## WHAT TO PRODUCE
Lines containing the string "abitanti" are to be counted; report only how many there are.

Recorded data
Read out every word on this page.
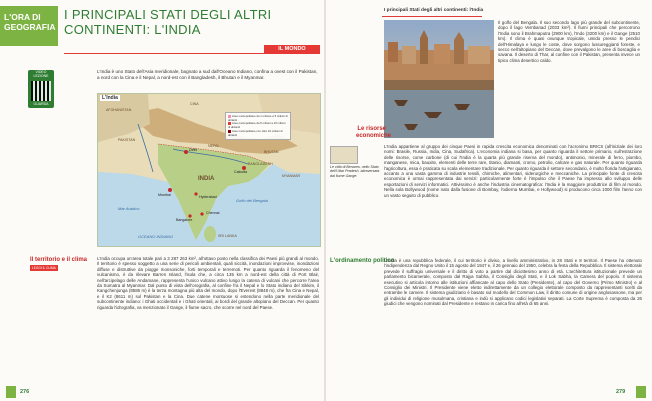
L'ORA DI GEOGRAFIA
I PRINCIPALI STATI DEGLI ALTRI CONTINENTI: L'INDIA
IL MONDO
VIDEO LEZIONE
GUARDA
L'India è uno Stato dell'Asia meridionale, bagnato a sud dall'Oceano Indiano, confina a ovest con il Pakistan, a nord con la Cina e il Nepal, a nord-est con il Bangladesh, il Bhutan e il Myanmar.
L'India
Aree metropolitane da 1 milione a 5 milioni di abitanti
Aree metropolitane da 5 milioni a 10 milioni di abitanti
Aree metropolitane con oltre 10 milioni di abitanti
AFGHANISTAN
PAKISTAN
NEPAL
BHUTAN
BANGLADESH
MYANMAR
CINA
SRI LANKA
INDIA
Mar Arabico
Golfo del Bengala
OCEANO INDIANO
Delhi
Mumbai
Calcutta
Chennai
Bangalore
Hyderabad
Il territorio e il clima
LEGGI IL CLIMA
L'India occupa un'area totale pari a 3 287 263 km², all'ottavo posto nella classifica dei Paesi più grandi al mondo. Il territorio è spesso soggetto a una serie di pericoli ambientali, quali siccità, inondazioni improvvise, inondazioni diffuse e distruttive da piogge monsoniche, forti temporali e terremoti. Per quanto riguarda il fenomeno del vulcanismo, è da rilevare Barren Island, l'isola che, a circa 135 km a nord-est della città di Port Blair, nell'arcipelago delle Andamane, rappresenta l'unico vulcano attivo lungo la catena di vulcani che percorre l'area da Sumatra al Myanmar. Dal punto di vista dell'orografia, al confine fra il Nepal e lo Stato indiano del Sikkim, il Kangchenjunga (8586 m) è la terza montagna più alta del mondo, dopo l'Everest (8848 m), che fra Cina e Nepal, e il K2 (8611 m) sul Pakistan e la Cina. Due catene montuose si estendono nella parte meridionale del subcontinente indiano: i Ghati occidentali e i Ghati orientali, ai bordi del grande altopiano del Deccan. Per quanto riguarda l'idrografia, va menzionato il Gange, il fiume sacro, che scorre nel nord del Paese.
276
I principali Stati degli altri continenti: l'India
Il golfo del Bengala. Il suo secondo lago più grande del subcontinente, dopo il lago Vembanad (2033 km²). Il fiumi principali che percorrono l'India sono il Brahmaputra (2900 km), l'Indo (3200 km) e il Gange (2510 km). Il clima è quasi ovunque tropicale, umido presso le pendici dell'Himalaya e lungo le coste, dove sorgono lussureggianti foreste, e secco nell'altopiano del Deccan, dove prevalgono le aree di boscaglia e savana. Il deserto di Thar, al confine con il Pakistan, presenta invece un tipico clima desertico caldo.
Le risorse economiche
Le città di Benares, nello Stato dell'Uttar Pradesh, attraversata dal fiume Gange.
L'India appartiene al gruppo dei cinque Paesi in rapida crescita economica denominati con l'acronimo BRICS (all'iniziale dei loro nomi: Brasile, Russia, India, Cina, Sudafrica). L'economia indiana si basa, per quanto riguarda il settore primario, sull'estrazione delle risorse, come carbone (di cui l'India è la quarta più grande riserva del mondo), antimonio, minerale di ferro, piombo, manganese, mica, bauxite, elementi delle terre rare, titanio, diamanti, cromo, petrolio, calcare e gas naturale. Per quanto riguarda l'agricoltura, essa è praticata su scala elementare tradizionale. Per quanto riguarda il settore secondario, è molto florida l'artigianato, accanto a una vasta gamma di industrie tessili, chimiche, alimentari, siderurgiche e meccaniche. La principale fonte di crescita economica è ormai rappresentata dai servizi: particolarmente forte è l'impulso che il Paese ha impresso allo sviluppo delle esportazioni di servizi informatici. Attivissimo è anche l'industria cinematografica: l'India è la maggiore produttrice di film al mondo. Nella sola Bollywood (nome nato dalla fusione di Bombay, l'odierna Mumbai, e Hollywood) si producono circa 1000 film l'anno con un vasto seguito di pubblico.
L'ordinamento politico
L'India è una repubblica federale, il cui territorio è diviso, a livello amministrativo, in 28 Stati e 8 territori. Il Paese ha ottenuto l'indipendenza dal Regno Unito il 15 agosto del 1947 e, il 26 gennaio del 1950, celebra la festa della Repubblica. Il sistema elettorale prevede il suffragio universale e il diritto di voto a partire dal diciottesimo anno di età. L'architettura istituzionale prevede un parlamento bicamerale, composto dal Rajya Sabha, il Consiglio degli Stati, e il Lok Sabha, la Camera del popolo. Il sistema esecutivo si articola intorno alle istituzioni affiancate al capo dello Stato (Presidente), al capo del Governo (Primo Ministro) e al Consiglio dei Ministri. Il Presidente viene eletto indirettamente da un collegio elettorale composto da rappresentanti scelti da entrambe le camere. Il sistema giudiziario è basato sul modello del Common Law, il diritto comune di origine anglosassone, ma per gli individui di religione musulmana, cristiana e indù si applicano codici legislativi separati. La Corte Suprema è composta da 26 giudici che vengono nominati dal Presidente e restano in carica fino all'età di 65 anni.
279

## SOLUTION TO THIS TASK
3